= Work to do =
Keep every line where the word "What" appears; drop the rest.

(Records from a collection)
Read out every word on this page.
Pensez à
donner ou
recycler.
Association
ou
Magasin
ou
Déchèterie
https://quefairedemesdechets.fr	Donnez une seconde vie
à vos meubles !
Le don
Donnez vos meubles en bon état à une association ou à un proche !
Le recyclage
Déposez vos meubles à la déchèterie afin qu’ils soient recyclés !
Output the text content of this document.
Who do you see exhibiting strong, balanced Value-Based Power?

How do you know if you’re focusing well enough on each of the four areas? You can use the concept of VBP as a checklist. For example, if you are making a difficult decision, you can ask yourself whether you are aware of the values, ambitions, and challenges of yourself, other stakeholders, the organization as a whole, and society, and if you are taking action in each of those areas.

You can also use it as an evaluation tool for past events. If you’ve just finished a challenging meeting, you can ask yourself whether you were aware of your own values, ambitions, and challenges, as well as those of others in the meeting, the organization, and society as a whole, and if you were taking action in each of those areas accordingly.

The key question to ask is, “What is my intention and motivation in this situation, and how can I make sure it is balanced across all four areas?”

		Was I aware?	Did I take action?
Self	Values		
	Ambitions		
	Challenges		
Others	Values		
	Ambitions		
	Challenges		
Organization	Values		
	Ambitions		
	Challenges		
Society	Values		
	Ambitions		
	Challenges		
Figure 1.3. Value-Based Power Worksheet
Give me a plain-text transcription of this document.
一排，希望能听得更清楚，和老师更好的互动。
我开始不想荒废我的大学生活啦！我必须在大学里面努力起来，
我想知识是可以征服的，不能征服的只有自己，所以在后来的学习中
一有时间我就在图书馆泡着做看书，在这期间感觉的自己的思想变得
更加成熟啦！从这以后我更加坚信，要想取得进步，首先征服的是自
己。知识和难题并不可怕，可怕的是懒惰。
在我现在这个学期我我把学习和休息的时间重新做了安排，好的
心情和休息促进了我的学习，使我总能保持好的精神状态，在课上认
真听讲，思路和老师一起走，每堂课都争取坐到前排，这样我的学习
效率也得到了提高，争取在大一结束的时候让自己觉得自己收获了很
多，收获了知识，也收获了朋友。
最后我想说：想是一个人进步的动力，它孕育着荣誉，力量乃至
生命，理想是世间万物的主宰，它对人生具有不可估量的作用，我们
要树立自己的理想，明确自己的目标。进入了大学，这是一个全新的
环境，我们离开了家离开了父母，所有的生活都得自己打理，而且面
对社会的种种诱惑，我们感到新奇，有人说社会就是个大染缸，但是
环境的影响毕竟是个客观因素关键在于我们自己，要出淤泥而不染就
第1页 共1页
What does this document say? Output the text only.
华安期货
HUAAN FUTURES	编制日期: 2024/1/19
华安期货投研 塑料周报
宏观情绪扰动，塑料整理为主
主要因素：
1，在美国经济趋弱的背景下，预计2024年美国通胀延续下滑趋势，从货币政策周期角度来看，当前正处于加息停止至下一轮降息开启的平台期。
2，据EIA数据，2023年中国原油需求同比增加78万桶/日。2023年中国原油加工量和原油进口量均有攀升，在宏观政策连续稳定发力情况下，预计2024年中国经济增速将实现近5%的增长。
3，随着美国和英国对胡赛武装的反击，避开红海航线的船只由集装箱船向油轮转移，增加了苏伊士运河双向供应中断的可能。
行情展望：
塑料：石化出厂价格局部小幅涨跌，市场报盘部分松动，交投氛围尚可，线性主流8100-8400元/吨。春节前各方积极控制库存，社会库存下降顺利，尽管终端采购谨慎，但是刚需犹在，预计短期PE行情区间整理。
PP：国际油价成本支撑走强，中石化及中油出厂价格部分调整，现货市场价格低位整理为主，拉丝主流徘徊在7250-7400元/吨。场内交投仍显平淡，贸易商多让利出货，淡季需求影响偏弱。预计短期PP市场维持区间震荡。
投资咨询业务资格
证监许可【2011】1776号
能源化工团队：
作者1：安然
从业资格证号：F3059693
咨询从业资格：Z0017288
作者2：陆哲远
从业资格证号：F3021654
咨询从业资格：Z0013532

= Written response =
The key question to ask is, “What is my intention and motivation in this situation, and how can I make sure it is balanced across all four areas?”
What does this document say? Output the text only.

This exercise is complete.